>> begin Exercise data

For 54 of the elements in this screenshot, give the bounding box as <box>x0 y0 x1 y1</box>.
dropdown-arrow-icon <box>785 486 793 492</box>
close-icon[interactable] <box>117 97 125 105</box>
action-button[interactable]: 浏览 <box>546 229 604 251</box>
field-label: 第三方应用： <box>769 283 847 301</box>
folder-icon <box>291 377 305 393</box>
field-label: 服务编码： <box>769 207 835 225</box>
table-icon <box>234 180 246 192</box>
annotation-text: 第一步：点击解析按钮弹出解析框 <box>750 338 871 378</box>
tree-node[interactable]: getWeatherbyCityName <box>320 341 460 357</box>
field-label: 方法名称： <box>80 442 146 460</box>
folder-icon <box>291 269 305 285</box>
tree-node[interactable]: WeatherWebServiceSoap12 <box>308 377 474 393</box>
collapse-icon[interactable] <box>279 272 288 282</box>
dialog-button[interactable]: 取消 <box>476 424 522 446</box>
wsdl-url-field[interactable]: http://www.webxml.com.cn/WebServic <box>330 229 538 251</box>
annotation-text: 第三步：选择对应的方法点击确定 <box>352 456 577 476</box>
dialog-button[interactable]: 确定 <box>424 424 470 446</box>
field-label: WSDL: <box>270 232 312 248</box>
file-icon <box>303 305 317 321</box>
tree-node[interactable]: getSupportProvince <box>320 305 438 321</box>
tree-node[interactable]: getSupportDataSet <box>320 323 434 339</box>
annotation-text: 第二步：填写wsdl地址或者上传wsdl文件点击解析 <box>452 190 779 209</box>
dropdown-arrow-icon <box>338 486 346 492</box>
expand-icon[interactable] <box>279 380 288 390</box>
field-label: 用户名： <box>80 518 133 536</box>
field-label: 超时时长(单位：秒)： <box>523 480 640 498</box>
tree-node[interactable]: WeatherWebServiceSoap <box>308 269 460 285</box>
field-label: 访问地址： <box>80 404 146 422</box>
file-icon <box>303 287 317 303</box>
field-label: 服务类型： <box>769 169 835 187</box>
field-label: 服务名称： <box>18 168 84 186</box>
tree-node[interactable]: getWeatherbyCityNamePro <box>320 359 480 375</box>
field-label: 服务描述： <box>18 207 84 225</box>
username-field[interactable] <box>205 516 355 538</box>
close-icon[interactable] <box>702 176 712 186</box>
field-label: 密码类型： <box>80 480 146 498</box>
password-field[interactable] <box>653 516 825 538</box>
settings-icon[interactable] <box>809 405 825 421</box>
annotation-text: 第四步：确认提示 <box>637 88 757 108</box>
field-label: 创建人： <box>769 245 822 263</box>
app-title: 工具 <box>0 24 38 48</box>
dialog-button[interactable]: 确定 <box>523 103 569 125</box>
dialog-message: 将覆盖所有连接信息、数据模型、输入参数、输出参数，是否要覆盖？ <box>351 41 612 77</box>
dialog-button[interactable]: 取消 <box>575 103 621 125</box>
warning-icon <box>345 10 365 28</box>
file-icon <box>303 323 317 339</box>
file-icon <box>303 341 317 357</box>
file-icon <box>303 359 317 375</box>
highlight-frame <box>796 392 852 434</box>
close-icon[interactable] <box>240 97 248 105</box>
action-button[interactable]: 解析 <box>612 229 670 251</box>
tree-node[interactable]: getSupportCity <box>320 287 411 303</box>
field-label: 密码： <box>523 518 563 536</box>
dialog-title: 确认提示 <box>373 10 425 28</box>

>> end Exercise data

Problem description
Render every line of the records above as a numbered list, leaving out any blank lines.

Result of the task
1. For 54 of the elements in this screenshot, give the bounding box as <box>x0 y0 x1 y1</box>.
2. dropdown-arrow-icon <box>785 486 793 492</box>
3. close-icon[interactable] <box>117 97 125 105</box>
4. action-button[interactable]: 浏览 <box>546 229 604 251</box>
5. field-label: 第三方应用： <box>769 283 847 301</box>
6. folder-icon <box>291 377 305 393</box>
7. field-label: 服务编码： <box>769 207 835 225</box>
8. table-icon <box>234 180 246 192</box>
9. annotation-text: 第一步：点击解析按钮弹出解析框 <box>750 338 871 378</box>
10. tree-node[interactable]: getWeatherbyCityName <box>320 341 460 357</box>
11. field-label: 方法名称： <box>80 442 146 460</box>
12. folder-icon <box>291 269 305 285</box>
13. tree-node[interactable]: WeatherWebServiceSoap12 <box>308 377 474 393</box>
14. collapse-icon[interactable] <box>279 272 288 282</box>
15. dialog-button[interactable]: 取消 <box>476 424 522 446</box>
16. wsdl-url-field[interactable]: http://www.webxml.com.cn/WebServic <box>330 229 538 251</box>
17. annotation-text: 第三步：选择对应的方法点击确定 <box>352 456 577 476</box>
18. dialog-button[interactable]: 确定 <box>424 424 470 446</box>
19. field-label: WSDL: <box>270 232 312 248</box>
20. file-icon <box>303 305 317 321</box>
21. tree-node[interactable]: getSupportProvince <box>320 305 438 321</box>
22. tree-node[interactable]: getSupportDataSet <box>320 323 434 339</box>
23. annotation-text: 第二步：填写wsdl地址或者上传wsdl文件点击解析 <box>452 190 779 209</box>
24. dropdown-arrow-icon <box>338 486 346 492</box>
25. expand-icon[interactable] <box>279 380 288 390</box>
26. field-label: 用户名： <box>80 518 133 536</box>
27. field-label: 超时时长(单位：秒)： <box>523 480 640 498</box>
28. tree-node[interactable]: WeatherWebServiceSoap <box>308 269 460 285</box>
29. field-label: 访问地址： <box>80 404 146 422</box>
30. file-icon <box>303 287 317 303</box>
31. field-label: 服务类型： <box>769 169 835 187</box>
32. field-label: 服务名称： <box>18 168 84 186</box>
33. tree-node[interactable]: getWeatherbyCityNamePro <box>320 359 480 375</box>
34. field-label: 服务描述： <box>18 207 84 225</box>
35. username-field[interactable] <box>205 516 355 538</box>
36. close-icon[interactable] <box>702 176 712 186</box>
37. field-label: 密码类型： <box>80 480 146 498</box>
38. password-field[interactable] <box>653 516 825 538</box>
39. settings-icon[interactable] <box>809 405 825 421</box>
40. annotation-text: 第四步：确认提示 <box>637 88 757 108</box>
41. field-label: 创建人： <box>769 245 822 263</box>
42. app-title: 工具 <box>0 24 38 48</box>
43. dialog-button[interactable]: 确定 <box>523 103 569 125</box>
44. dialog-message: 将覆盖所有连接信息、数据模型、输入参数、输出参数，是否要覆盖？ <box>351 41 612 77</box>
45. dialog-button[interactable]: 取消 <box>575 103 621 125</box>
46. warning-icon <box>345 10 365 28</box>
47. file-icon <box>303 323 317 339</box>
48. file-icon <box>303 341 317 357</box>
49. file-icon <box>303 359 317 375</box>
50. highlight-frame <box>796 392 852 434</box>
51. close-icon[interactable] <box>240 97 248 105</box>
52. action-button[interactable]: 解析 <box>612 229 670 251</box>
53. tree-node[interactable]: getSupportCity <box>320 287 411 303</box>
54. field-label: 密码： <box>523 518 563 536</box>
55. dialog-title: 确认提示 <box>373 10 425 28</box>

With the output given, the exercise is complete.